Extract every line that contains the string "Parse".

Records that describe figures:

==============================

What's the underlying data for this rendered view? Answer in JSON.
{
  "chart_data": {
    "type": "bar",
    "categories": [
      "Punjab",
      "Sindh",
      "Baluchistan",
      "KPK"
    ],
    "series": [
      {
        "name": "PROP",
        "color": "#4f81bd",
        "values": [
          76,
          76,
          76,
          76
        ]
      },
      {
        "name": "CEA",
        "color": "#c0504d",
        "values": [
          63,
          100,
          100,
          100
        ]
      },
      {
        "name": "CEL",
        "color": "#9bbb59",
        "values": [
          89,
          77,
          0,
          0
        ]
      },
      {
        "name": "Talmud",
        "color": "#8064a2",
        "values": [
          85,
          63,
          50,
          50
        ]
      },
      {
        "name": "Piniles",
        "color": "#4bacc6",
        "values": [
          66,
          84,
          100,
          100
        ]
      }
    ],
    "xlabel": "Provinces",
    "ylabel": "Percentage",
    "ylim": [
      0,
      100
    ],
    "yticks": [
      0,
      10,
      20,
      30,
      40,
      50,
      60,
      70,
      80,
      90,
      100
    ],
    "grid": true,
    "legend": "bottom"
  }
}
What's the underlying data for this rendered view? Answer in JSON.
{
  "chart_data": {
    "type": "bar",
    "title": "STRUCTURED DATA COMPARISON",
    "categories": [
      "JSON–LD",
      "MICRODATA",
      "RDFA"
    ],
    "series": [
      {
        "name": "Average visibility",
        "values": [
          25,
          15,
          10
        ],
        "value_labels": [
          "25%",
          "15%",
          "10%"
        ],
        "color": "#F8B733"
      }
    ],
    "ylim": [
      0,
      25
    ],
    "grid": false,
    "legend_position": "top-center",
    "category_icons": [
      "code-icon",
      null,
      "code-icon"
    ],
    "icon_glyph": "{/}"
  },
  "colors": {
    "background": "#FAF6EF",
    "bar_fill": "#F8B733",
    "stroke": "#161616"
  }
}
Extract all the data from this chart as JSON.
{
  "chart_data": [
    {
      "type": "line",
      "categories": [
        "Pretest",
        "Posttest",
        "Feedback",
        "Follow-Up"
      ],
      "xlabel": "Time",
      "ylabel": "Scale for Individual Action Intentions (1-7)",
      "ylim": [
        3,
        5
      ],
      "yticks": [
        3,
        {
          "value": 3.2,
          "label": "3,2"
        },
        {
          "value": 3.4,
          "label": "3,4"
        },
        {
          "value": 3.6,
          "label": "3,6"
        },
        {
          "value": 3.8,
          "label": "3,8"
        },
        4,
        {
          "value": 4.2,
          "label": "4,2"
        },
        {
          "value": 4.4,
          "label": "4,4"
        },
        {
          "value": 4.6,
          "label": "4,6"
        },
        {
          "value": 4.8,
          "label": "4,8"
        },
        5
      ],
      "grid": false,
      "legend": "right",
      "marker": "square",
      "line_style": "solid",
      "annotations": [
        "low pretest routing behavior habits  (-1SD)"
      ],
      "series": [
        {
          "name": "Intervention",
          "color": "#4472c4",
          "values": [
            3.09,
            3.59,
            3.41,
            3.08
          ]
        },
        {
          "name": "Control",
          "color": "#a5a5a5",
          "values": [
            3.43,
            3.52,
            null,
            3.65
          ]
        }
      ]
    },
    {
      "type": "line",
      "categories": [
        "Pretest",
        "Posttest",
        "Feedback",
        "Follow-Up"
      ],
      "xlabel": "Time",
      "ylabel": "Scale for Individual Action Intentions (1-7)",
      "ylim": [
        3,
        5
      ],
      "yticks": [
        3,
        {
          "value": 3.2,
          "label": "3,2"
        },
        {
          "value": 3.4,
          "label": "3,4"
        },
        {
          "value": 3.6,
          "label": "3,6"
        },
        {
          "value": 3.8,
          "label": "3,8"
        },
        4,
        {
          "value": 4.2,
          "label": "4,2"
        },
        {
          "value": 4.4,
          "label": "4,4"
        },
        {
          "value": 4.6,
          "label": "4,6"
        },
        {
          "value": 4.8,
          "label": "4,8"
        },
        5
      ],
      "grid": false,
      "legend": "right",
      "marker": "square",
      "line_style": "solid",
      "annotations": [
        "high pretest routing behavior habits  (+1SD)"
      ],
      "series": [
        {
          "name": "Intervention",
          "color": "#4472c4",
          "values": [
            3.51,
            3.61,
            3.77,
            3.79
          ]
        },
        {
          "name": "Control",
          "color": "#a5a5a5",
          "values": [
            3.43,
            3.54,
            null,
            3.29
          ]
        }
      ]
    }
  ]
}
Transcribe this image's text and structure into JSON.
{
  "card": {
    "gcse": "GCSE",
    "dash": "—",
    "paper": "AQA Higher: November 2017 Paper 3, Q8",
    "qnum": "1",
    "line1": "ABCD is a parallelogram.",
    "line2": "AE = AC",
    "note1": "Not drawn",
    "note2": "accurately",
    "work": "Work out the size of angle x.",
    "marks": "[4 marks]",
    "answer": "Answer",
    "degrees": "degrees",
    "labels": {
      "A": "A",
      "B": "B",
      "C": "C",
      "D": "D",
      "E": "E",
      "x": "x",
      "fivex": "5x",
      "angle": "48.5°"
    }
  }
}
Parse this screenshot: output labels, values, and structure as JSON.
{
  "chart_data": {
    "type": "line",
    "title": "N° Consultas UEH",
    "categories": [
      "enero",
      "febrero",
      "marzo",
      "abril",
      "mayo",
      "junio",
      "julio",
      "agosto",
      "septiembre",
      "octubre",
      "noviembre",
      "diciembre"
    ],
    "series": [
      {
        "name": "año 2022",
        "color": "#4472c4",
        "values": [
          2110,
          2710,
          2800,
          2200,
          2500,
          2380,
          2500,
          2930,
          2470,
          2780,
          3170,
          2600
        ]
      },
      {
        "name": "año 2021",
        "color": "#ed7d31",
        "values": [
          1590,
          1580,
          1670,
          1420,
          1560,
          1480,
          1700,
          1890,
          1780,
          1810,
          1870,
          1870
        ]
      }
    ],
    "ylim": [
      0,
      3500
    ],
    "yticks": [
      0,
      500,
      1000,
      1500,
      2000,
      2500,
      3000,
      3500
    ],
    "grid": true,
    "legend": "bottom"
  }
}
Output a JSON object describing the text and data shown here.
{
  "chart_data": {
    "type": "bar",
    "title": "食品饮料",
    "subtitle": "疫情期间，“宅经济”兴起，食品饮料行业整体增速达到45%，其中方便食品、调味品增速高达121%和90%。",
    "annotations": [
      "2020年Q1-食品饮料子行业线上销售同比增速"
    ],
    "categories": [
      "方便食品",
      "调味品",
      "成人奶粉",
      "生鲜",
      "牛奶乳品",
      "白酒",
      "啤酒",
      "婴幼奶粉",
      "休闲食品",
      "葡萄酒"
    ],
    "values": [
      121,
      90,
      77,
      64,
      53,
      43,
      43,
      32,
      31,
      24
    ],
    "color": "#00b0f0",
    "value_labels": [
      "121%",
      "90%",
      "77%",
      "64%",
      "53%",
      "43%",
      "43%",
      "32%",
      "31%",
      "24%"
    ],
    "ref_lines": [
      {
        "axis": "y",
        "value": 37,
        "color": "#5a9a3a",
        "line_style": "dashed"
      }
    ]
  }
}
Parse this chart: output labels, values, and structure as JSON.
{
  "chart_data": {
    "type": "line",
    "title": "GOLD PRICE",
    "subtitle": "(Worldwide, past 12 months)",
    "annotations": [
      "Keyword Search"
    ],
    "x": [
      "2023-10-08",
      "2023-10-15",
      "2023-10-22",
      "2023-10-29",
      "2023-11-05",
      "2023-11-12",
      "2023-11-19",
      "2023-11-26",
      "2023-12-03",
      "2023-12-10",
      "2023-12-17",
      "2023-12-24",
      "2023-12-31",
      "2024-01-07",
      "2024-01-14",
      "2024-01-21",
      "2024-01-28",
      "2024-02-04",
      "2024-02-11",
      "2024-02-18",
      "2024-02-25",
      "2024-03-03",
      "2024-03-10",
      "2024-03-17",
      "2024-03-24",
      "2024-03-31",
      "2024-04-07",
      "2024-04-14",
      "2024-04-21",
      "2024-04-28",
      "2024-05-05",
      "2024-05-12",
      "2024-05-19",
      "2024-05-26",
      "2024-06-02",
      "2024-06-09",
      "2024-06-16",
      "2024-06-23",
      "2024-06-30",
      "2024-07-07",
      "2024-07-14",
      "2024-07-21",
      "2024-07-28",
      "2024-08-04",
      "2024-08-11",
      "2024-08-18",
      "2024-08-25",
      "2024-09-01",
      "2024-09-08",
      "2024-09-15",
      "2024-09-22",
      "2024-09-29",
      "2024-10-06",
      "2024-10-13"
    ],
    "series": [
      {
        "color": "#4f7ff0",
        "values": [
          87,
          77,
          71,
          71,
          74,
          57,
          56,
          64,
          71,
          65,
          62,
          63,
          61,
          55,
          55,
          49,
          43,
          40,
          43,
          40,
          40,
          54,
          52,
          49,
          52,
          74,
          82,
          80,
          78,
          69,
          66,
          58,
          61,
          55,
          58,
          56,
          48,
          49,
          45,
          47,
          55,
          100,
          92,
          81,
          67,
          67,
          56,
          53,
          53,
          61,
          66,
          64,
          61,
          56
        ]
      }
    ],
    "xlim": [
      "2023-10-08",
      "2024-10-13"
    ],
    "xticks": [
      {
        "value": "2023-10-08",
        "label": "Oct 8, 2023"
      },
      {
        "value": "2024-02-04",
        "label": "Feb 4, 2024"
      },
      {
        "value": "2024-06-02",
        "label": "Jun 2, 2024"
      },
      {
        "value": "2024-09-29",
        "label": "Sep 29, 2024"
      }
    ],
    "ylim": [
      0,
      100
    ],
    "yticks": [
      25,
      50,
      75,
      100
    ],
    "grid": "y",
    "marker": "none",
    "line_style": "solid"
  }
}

==============================

THE RESULT:
Parse this screenshot: output labels, values, and structure as JSON.
Parse this chart: output labels, values, and structure as JSON.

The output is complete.